• _Dataset rows_
■ ■ ■ ■ ■
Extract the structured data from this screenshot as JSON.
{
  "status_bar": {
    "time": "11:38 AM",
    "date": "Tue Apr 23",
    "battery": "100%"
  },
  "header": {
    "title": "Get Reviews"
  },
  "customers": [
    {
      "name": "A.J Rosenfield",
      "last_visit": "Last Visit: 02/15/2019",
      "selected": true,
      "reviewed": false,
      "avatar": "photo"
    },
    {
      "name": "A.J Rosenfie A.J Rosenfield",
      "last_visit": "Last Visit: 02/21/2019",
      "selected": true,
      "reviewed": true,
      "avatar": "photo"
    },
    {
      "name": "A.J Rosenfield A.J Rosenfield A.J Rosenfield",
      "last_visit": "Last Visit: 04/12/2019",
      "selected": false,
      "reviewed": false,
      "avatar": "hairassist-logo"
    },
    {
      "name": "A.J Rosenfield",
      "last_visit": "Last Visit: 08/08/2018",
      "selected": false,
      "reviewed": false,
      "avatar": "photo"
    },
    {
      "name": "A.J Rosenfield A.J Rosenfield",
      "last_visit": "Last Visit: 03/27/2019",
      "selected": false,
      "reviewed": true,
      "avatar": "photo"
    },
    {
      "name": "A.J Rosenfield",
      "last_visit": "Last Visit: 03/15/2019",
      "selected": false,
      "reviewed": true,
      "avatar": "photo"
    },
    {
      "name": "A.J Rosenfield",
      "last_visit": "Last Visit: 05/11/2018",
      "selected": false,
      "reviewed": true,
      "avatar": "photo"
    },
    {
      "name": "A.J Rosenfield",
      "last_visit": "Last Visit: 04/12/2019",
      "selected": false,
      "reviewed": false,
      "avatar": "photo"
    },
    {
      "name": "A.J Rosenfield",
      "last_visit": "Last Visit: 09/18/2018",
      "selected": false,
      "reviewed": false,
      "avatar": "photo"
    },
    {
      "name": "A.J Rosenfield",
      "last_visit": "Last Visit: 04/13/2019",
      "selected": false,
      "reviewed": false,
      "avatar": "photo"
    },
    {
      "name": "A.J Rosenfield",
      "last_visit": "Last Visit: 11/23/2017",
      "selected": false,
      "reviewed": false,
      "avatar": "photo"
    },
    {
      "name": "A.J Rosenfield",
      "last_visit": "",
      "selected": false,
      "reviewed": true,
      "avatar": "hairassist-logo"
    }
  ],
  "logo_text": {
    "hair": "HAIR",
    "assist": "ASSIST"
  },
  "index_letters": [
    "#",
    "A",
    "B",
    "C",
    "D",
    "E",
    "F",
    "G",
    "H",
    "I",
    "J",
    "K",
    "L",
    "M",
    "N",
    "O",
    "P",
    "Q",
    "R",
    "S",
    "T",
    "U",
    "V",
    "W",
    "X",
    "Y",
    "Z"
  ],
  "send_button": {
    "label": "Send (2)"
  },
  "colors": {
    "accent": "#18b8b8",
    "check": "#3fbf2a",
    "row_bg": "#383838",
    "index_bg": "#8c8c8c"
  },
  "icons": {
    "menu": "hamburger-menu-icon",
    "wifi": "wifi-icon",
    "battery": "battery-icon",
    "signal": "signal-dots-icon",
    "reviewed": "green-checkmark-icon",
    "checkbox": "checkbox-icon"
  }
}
■ ■ ■ ■ ■
• _Short task_
Write out every line exactly as it stands.

• _Output for this task_
Extract the structured data from this screenshot as JSON.
{
  "status_bar": {
    "time": "11:38 AM",
    "date": "Tue Apr 23",
    "battery": "100%"
  },
  "header": {
    "title": "Get Reviews"
  },
  "customers": [
    {
      "name": "A.J Rosenfield",
      "last_visit": "Last Visit: 02/15/2019",
      "selected": true,
      "reviewed": false,
      "avatar": "photo"
    },
    {
      "name": "A.J Rosenfie A.J Rosenfield",
      "last_visit": "Last Visit: 02/21/2019",
      "selected": true,
      "reviewed": true,
      "avatar": "photo"
    },
    {
      "name": "A.J Rosenfield A.J Rosenfield A.J Rosenfield",
      "last_visit": "Last Visit: 04/12/2019",
      "selected": false,
      "reviewed": false,
      "avatar": "hairassist-logo"
    },
    {
      "name": "A.J Rosenfield",
      "last_visit": "Last Visit: 08/08/2018",
      "selected": false,
      "reviewed": false,
      "avatar": "photo"
    },
    {
      "name": "A.J Rosenfield A.J Rosenfield",
      "last_visit": "Last Visit: 03/27/2019",
      "selected": false,
      "reviewed": true,
      "avatar": "photo"
    },
    {
      "name": "A.J Rosenfield",
      "last_visit": "Last Visit: 03/15/2019",
      "selected": false,
      "reviewed": true,
      "avatar": "photo"
    },
    {
      "name": "A.J Rosenfield",
      "last_visit": "Last Visit: 05/11/2018",
      "selected": false,
      "reviewed": true,
      "avatar": "photo"
    },
    {
      "name": "A.J Rosenfield",
      "last_visit": "Last Visit: 04/12/2019",
      "selected": false,
      "reviewed": false,
      "avatar": "photo"
    },
    {
      "name": "A.J Rosenfield",
      "last_visit": "Last Visit: 09/18/2018",
      "selected": false,
      "reviewed": false,
      "avatar": "photo"
    },
    {
      "name": "A.J Rosenfield",
      "last_visit": "Last Visit: 04/13/2019",
      "selected": false,
      "reviewed": false,
      "avatar": "photo"
    },
    {
      "name": "A.J Rosenfield",
      "last_visit": "Last Visit: 11/23/2017",
      "selected": false,
      "reviewed": false,
      "avatar": "photo"
    },
    {
      "name": "A.J Rosenfield",
      "last_visit": "",
      "selected": false,
      "reviewed": true,
      "avatar": "hairassist-logo"
    }
  ],
  "logo_text": {
    "hair": "HAIR",
    "assist": "ASSIST"
  },
  "index_letters": [
    "#",
    "A",
    "B",
    "C",
    "D",
    "E",
    "F",
    "G",
    "H",
    "I",
    "J",
    "K",
    "L",
    "M",
    "N",
    "O",
    "P",
    "Q",
    "R",
    "S",
    "T",
    "U",
    "V",
    "W",
    "X",
    "Y",
    "Z"
  ],
  "send_button": {
    "label": "Send (2)"
  },
  "colors": {
    "accent": "#18b8b8",
    "check": "#3fbf2a",
    "row_bg": "#383838",
    "index_bg": "#8c8c8c"
  },
  "icons": {
    "menu": "hamburger-menu-icon",
    "wifi": "wifi-icon",
    "battery": "battery-icon",
    "signal": "signal-dots-icon",
    "reviewed": "green-checkmark-icon",
    "checkbox": "checkbox-icon"
  }
}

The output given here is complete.